» **Task instructions**
Look for the string "page" in every line, and copy each line that has it.

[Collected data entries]
[START]

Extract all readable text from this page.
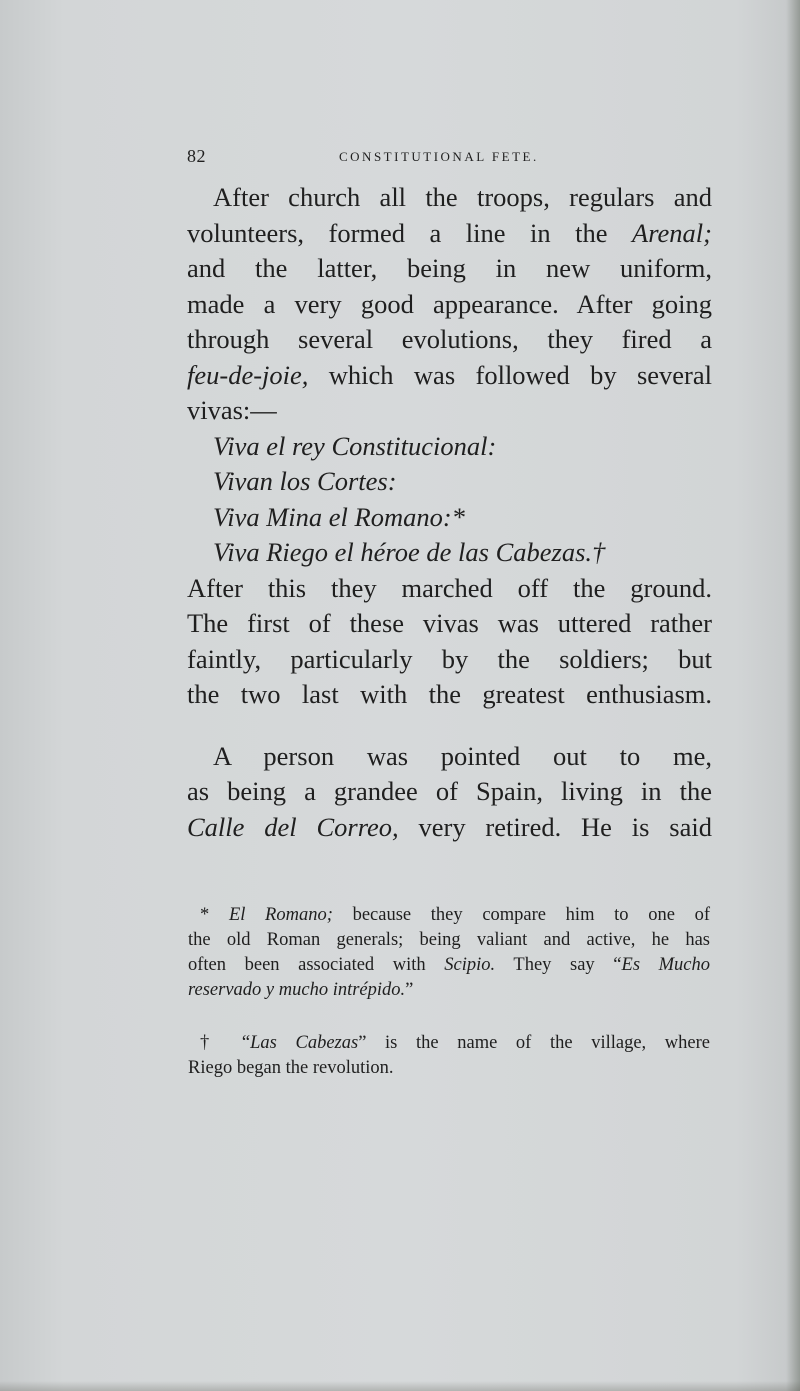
82	CONSTITUTIONAL FETE.
After church all the troops, regulars and
volunteers, formed a line in the Arenal;
and the latter, being in new uniform,
made a very good appearance. After going
through several evolutions, they fired a
feu-de-joie, which was followed by several
vivas:—
Viva el rey Constitucional:
Vivan los Cortes:
Viva Mina el Romano:*
Viva Riego el héroe de las Cabezas.†
After this they marched off the ground.
The first of these vivas was uttered rather
faintly, particularly by the soldiers; but
the two last with the greatest enthusiasm.
A person was pointed out to me,
as being a grandee of Spain, living in the
Calle del Correo, very retired. He is said
* El Romano; because they compare him to one of
the old Roman generals; being valiant and active, he has
often been associated with Scipio. They say “Es Mucho
reservado y mucho intrépido.”
† “Las Cabezas” is the name of the village, where
Riego began the revolution.
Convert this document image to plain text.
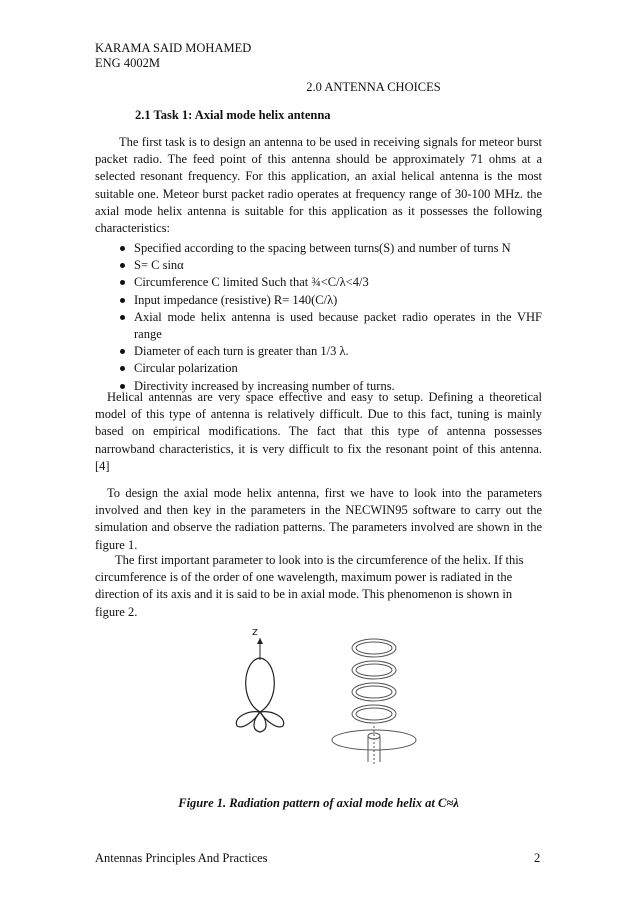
KARAMA SAID MOHAMED
ENG 4002M
2.0 ANTENNA CHOICES
2.1 Task 1: Axial mode helix antenna

The first task is to design an antenna to be used in receiving signals for meteor burst packet radio. The feed point of this antenna should be approximately 71 ohms at a selected resonant frequency. For this application, an axial helical antenna is the most suitable one. Meteor burst packet radio operates at frequency range of 30-100 MHz. the axial mode helix antenna is suitable for this application as it possesses the following characteristics:

Specified according to the spacing between turns(S) and number of turns N
S= C sinα
Circumference C limited Such that ¾<C/λ<4/3
Input impedance (resistive) R= 140(C/λ)
Axial mode helix antenna is used because packet radio operates in the VHF range
Diameter of each turn is greater than 1/3 λ.
Circular polarization
Directivity increased by increasing number of turns.

Helical antennas are very space effective and easy to setup. Defining a theoretical model of this type of antenna is relatively difficult. Due to this fact, tuning is mainly based on empirical modifications. The fact that this type of antenna possesses narrowband characteristics, it is very difficult to fix the resonant point of this antenna. [4]

To design the axial mode helix antenna, first we have to look into the parameters involved and then key in the parameters in the NECWIN95 software to carry out the simulation and observe the radiation patterns. The parameters involved are shown in the figure 1.

The first important parameter to look into is the circumference of the helix. If this circumference is of the order of one wavelength, maximum power is radiated in the direction of its axis and it is said to be in axial mode. This phenomenon is shown in figure 2.

z
Figure 1. Radiation pattern of axial mode helix at C≈λ
Antennas Principles And Practices	2
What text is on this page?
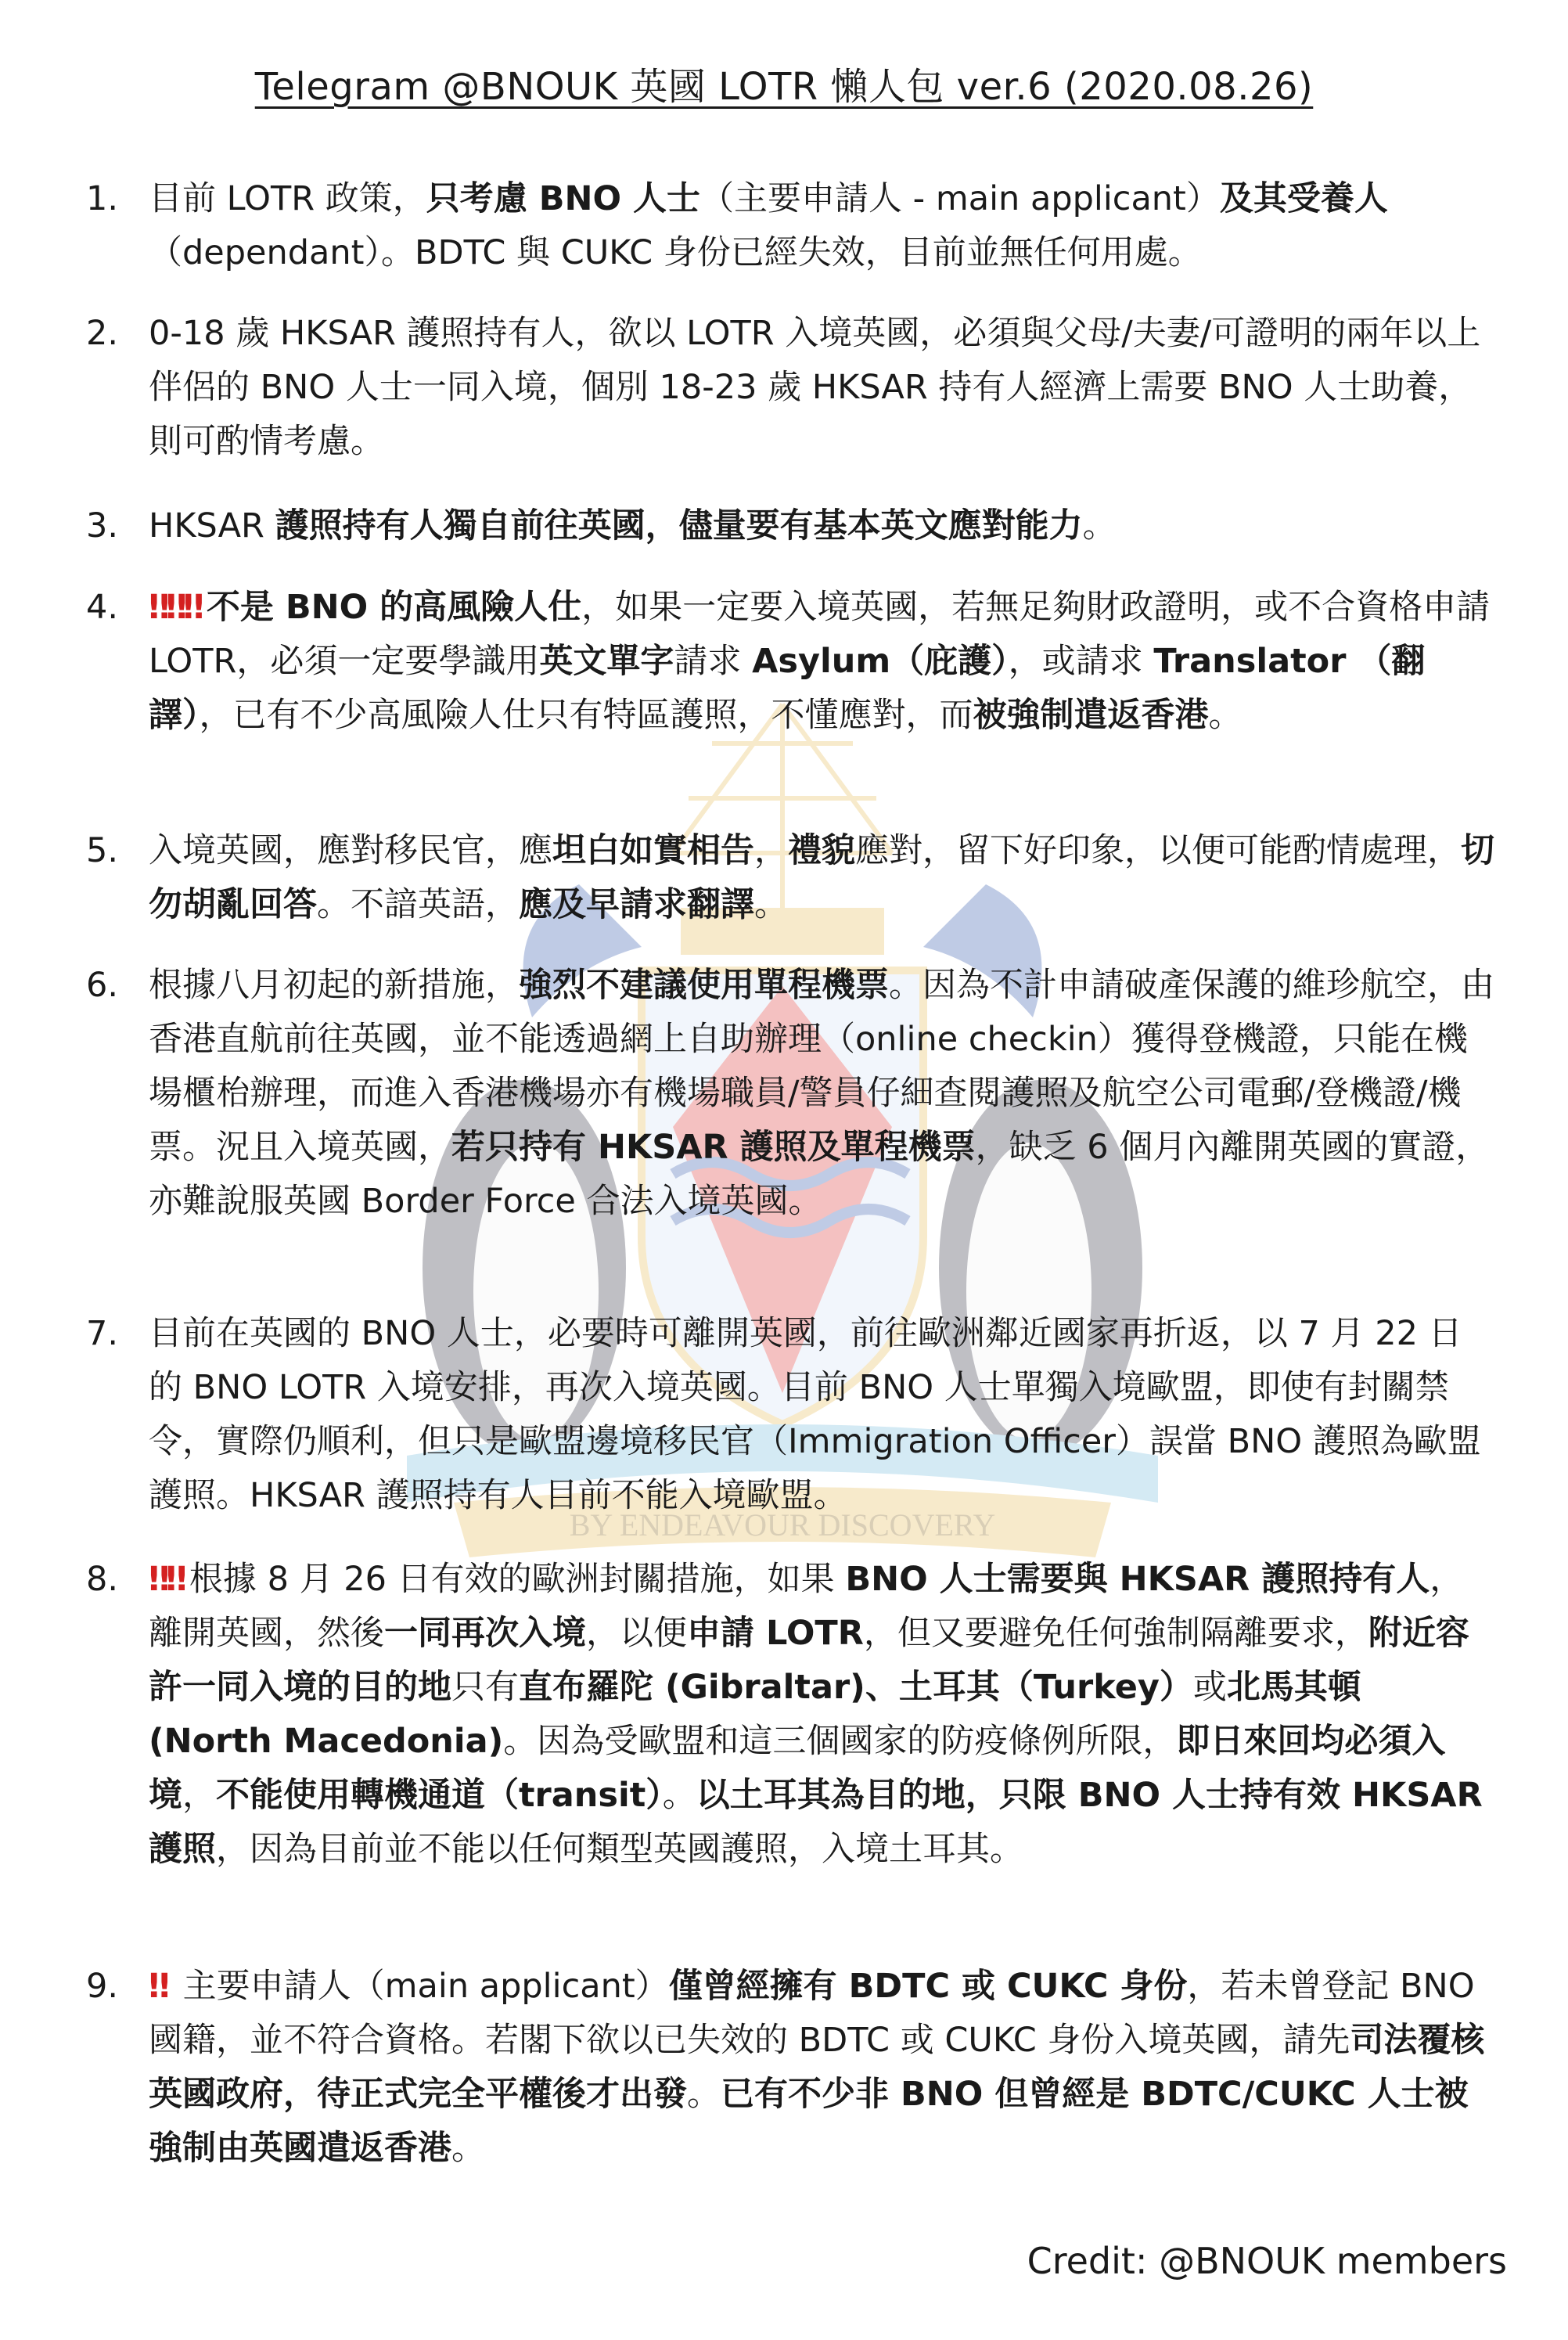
BY ENDEAVOUR DISCOVERY
Telegram @BNOUK 英國 LOTR 懶人包 ver.6 (2020.08.26)
1. 目前 LOTR 政策，只考慮 BNO 人士（主要申請人 - main applicant）及其受養人（dependant）。BDTC 與 CUKC 身份已經失效，目前並無任何用處。
2. 0-18 歲 HKSAR 護照持有人，欲以 LOTR 入境英國，必須與父母/夫妻/可證明的兩年以上伴侶的 BNO 人士一同入境，個別 18-23 歲 HKSAR 持有人經濟上需要 BNO 人士助養，則可酌情考慮。
3. HKSAR 護照持有人獨自前往英國，儘量要有基本英文應對能力。
4. ‼‼‼ 不是 BNO 的高風險人仕，如果一定要入境英國，若無足夠財政證明，或不合資格申請 LOTR，必須一定要學識用英文單字請求 Asylum（庇護），或請求 Translator （翻譯），已有不少高風險人仕只有特區護照，不懂應對，而被強制遣返香港。
5. 入境英國，應對移民官，應坦白如實相告，禮貌應對，留下好印象，以便可能酌情處理，切勿胡亂回答。不諳英語，應及早請求翻譯。
6. 根據八月初起的新措施，強烈不建議使用單程機票。因為不計申請破產保護的維珍航空，由香港直航前往英國，並不能透過網上自助辦理（online checkin）獲得登機證，只能在機場櫃枱辦理，而進入香港機場亦有機場職員/警員仔細查閱護照及航空公司電郵/登機證/機票。況且入境英國，若只持有 HKSAR 護照及單程機票，缺乏 6 個月內離開英國的實證，亦難說服英國 Border Force 合法入境英國。
7. 目前在英國的 BNO 人士，必要時可離開英國，前往歐洲鄰近國家再折返，以 7 月 22 日的 BNO LOTR 入境安排，再次入境英國。目前 BNO 人士單獨入境歐盟，即使有封關禁令，實際仍順利，但只是歐盟邊境移民官（Immigration Officer）誤當 BNO 護照為歐盟護照。HKSAR 護照持有人目前不能入境歐盟。
8. ‼‼ 根據 8 月 26 日有效的歐洲封關措施，如果 BNO 人士需要與 HKSAR 護照持有人，離開英國，然後一同再次入境，以便申請 LOTR，但又要避免任何強制隔離要求，附近容許一同入境的目的地只有直布羅陀 (Gibraltar)、土耳其（Turkey）或北馬其頓 (North Macedonia)。因為受歐盟和這三個國家的防疫條例所限，即日來回均必須入境，不能使用轉機通道（transit）。以土耳其為目的地，只限 BNO 人士持有效 HKSAR 護照，因為目前並不能以任何類型英國護照，入境土耳其。
9. ‼ 主要申請人（main applicant）僅曾經擁有 BDTC 或 CUKC 身份，若未曾登記 BNO 國籍，並不符合資格。若閣下欲以已失效的 BDTC 或 CUKC 身份入境英國，請先司法覆核英國政府，待正式完全平權後才出發。已有不少非 BNO 但曾經是 BDTC/CUKC 人士被強制由英國遣返香港。
Credit: @BNOUK members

[END]

» **Response to this exercise**
Extract all readable text from this page.
What text is on this page?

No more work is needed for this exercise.